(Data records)

------

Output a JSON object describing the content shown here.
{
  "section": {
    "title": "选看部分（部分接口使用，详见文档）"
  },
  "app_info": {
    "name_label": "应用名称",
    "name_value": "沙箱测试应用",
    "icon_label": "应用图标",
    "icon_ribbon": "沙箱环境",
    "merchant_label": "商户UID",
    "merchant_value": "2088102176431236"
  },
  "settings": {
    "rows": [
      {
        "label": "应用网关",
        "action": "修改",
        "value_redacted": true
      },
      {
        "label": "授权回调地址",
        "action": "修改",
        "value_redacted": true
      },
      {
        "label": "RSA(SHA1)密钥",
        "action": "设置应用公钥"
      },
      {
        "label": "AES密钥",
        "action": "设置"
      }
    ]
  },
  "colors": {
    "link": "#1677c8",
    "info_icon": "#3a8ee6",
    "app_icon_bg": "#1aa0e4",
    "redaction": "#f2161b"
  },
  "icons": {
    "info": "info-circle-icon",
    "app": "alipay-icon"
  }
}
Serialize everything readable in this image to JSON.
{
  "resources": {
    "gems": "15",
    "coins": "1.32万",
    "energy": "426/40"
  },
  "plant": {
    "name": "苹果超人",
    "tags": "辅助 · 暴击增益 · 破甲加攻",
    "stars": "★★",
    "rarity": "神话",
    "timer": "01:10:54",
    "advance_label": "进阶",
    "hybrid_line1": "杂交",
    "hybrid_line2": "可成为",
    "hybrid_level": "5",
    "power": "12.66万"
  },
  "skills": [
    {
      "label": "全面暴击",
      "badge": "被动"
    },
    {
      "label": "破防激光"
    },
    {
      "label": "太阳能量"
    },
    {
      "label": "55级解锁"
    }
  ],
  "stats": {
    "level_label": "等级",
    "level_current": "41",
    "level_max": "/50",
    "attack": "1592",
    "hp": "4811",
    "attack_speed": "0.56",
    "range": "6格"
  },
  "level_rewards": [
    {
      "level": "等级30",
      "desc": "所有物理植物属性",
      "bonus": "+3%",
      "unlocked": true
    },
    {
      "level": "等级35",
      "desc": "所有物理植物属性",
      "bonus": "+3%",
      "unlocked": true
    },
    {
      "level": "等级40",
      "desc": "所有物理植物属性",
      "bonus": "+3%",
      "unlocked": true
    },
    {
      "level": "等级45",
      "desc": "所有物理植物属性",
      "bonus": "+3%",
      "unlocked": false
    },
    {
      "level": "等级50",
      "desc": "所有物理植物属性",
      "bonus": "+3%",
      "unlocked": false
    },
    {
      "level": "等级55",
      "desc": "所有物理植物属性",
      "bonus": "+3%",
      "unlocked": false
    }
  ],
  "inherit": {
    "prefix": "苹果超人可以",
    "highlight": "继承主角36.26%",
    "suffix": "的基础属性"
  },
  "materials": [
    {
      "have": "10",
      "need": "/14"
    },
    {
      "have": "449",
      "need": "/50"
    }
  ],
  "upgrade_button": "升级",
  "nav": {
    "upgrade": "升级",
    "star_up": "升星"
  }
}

------

→ The exercise
Write out the entries in full, exactly as given.

→ Correct result
Output a JSON object describing the content shown here.
{
  "section": {
    "title": "选看部分（部分接口使用，详见文档）"
  },
  "app_info": {
    "name_label": "应用名称",
    "name_value": "沙箱测试应用",
    "icon_label": "应用图标",
    "icon_ribbon": "沙箱环境",
    "merchant_label": "商户UID",
    "merchant_value": "2088102176431236"
  },
  "settings": {
    "rows": [
      {
        "label": "应用网关",
        "action": "修改",
        "value_redacted": true
      },
      {
        "label": "授权回调地址",
        "action": "修改",
        "value_redacted": true
      },
      {
        "label": "RSA(SHA1)密钥",
        "action": "设置应用公钥"
      },
      {
        "label": "AES密钥",
        "action": "设置"
      }
    ]
  },
  "colors": {
    "link": "#1677c8",
    "info_icon": "#3a8ee6",
    "app_icon_bg": "#1aa0e4",
    "redaction": "#f2161b"
  },
  "icons": {
    "info": "info-circle-icon",
    "app": "alipay-icon"
  }
}
Serialize everything readable in this image to JSON.
{
  "resources": {
    "gems": "15",
    "coins": "1.32万",
    "energy": "426/40"
  },
  "plant": {
    "name": "苹果超人",
    "tags": "辅助 · 暴击增益 · 破甲加攻",
    "stars": "★★",
    "rarity": "神话",
    "timer": "01:10:54",
    "advance_label": "进阶",
    "hybrid_line1": "杂交",
    "hybrid_line2": "可成为",
    "hybrid_level": "5",
    "power": "12.66万"
  },
  "skills": [
    {
      "label": "全面暴击",
      "badge": "被动"
    },
    {
      "label": "破防激光"
    },
    {
      "label": "太阳能量"
    },
    {
      "label": "55级解锁"
    }
  ],
  "stats": {
    "level_label": "等级",
    "level_current": "41",
    "level_max": "/50",
    "attack": "1592",
    "hp": "4811",
    "attack_speed": "0.56",
    "range": "6格"
  },
  "level_rewards": [
    {
      "level": "等级30",
      "desc": "所有物理植物属性",
      "bonus": "+3%",
      "unlocked": true
    },
    {
      "level": "等级35",
      "desc": "所有物理植物属性",
      "bonus": "+3%",
      "unlocked": true
    },
    {
      "level": "等级40",
      "desc": "所有物理植物属性",
      "bonus": "+3%",
      "unlocked": true
    },
    {
      "level": "等级45",
      "desc": "所有物理植物属性",
      "bonus": "+3%",
      "unlocked": false
    },
    {
      "level": "等级50",
      "desc": "所有物理植物属性",
      "bonus": "+3%",
      "unlocked": false
    },
    {
      "level": "等级55",
      "desc": "所有物理植物属性",
      "bonus": "+3%",
      "unlocked": false
    }
  ],
  "inherit": {
    "prefix": "苹果超人可以",
    "highlight": "继承主角36.26%",
    "suffix": "的基础属性"
  },
  "materials": [
    {
      "have": "10",
      "need": "/14"
    },
    {
      "have": "449",
      "need": "/50"
    }
  ],
  "upgrade_button": "升级",
  "nav": {
    "upgrade": "升级",
    "star_up": "升星"
  }
}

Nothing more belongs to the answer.